§ **Stated task**: From the material below, list every line containing "surface".

-------- Material for the task --------

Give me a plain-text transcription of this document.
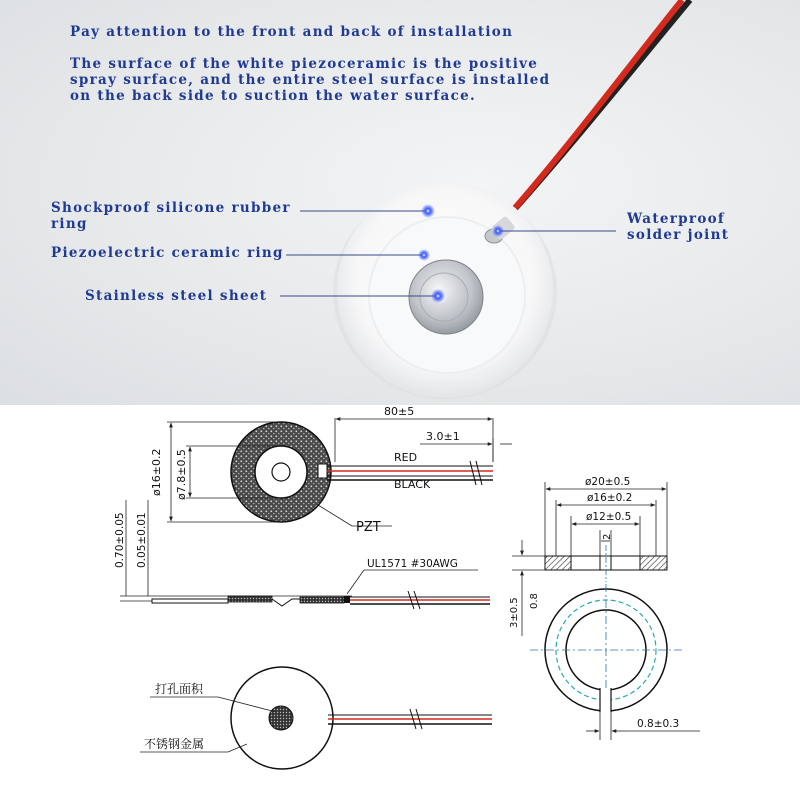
Pay attention to the front and back of installation
The surface of the white piezoceramic is the positive
spray surface, and the entire steel surface is installed
on the back side to suction the water surface.
Shockproof silicone rubber
ring
Piezoelectric ceramic ring
Stainless steel sheet
Waterproof
solder joint
80±5
3.0±1
RED
BLACK
ø16±0.2 ø7.8±0.5
PZT
0.70±0.05 0.05±0.01	UL1571 #30AWG
打孔面积
不锈钢金属
ø20±0.5
ø16±0.2
ø12±0.5
2
3±0.5 0.8
0.8±0.3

--------

§ **Correct response**:
The surface of the white piezoceramic is the positive
spray surface, and the entire steel surface is installed
on the back side to suction the water surface.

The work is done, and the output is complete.